# [Written instruction]
Print the data exactly as it is given, please.

# [Data for this exercise]

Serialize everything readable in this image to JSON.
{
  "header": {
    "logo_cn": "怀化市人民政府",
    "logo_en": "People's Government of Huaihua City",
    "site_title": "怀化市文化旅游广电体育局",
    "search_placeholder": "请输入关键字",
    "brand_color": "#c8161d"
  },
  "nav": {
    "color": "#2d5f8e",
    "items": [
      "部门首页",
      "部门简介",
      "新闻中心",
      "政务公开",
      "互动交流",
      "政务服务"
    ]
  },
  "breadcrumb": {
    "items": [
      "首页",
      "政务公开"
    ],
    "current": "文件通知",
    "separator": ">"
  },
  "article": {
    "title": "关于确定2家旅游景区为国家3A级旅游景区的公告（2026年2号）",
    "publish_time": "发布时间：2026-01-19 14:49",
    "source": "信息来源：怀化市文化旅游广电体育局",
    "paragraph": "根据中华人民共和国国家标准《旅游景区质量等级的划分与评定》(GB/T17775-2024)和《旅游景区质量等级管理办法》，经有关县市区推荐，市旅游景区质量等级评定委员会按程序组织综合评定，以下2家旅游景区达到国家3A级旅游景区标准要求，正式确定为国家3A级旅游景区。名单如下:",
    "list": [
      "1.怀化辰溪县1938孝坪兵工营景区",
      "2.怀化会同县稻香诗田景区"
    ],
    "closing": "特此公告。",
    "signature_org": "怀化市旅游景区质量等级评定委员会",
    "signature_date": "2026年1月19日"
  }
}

# [Correct response]
Serialize everything readable in this image to JSON.
{
  "header": {
    "logo_cn": "怀化市人民政府",
    "logo_en": "People's Government of Huaihua City",
    "site_title": "怀化市文化旅游广电体育局",
    "search_placeholder": "请输入关键字",
    "brand_color": "#c8161d"
  },
  "nav": {
    "color": "#2d5f8e",
    "items": [
      "部门首页",
      "部门简介",
      "新闻中心",
      "政务公开",
      "互动交流",
      "政务服务"
    ]
  },
  "breadcrumb": {
    "items": [
      "首页",
      "政务公开"
    ],
    "current": "文件通知",
    "separator": ">"
  },
  "article": {
    "title": "关于确定2家旅游景区为国家3A级旅游景区的公告（2026年2号）",
    "publish_time": "发布时间：2026-01-19 14:49",
    "source": "信息来源：怀化市文化旅游广电体育局",
    "paragraph": "根据中华人民共和国国家标准《旅游景区质量等级的划分与评定》(GB/T17775-2024)和《旅游景区质量等级管理办法》，经有关县市区推荐，市旅游景区质量等级评定委员会按程序组织综合评定，以下2家旅游景区达到国家3A级旅游景区标准要求，正式确定为国家3A级旅游景区。名单如下:",
    "list": [
      "1.怀化辰溪县1938孝坪兵工营景区",
      "2.怀化会同县稻香诗田景区"
    ],
    "closing": "特此公告。",
    "signature_org": "怀化市旅游景区质量等级评定委员会",
    "signature_date": "2026年1月19日"
  }
}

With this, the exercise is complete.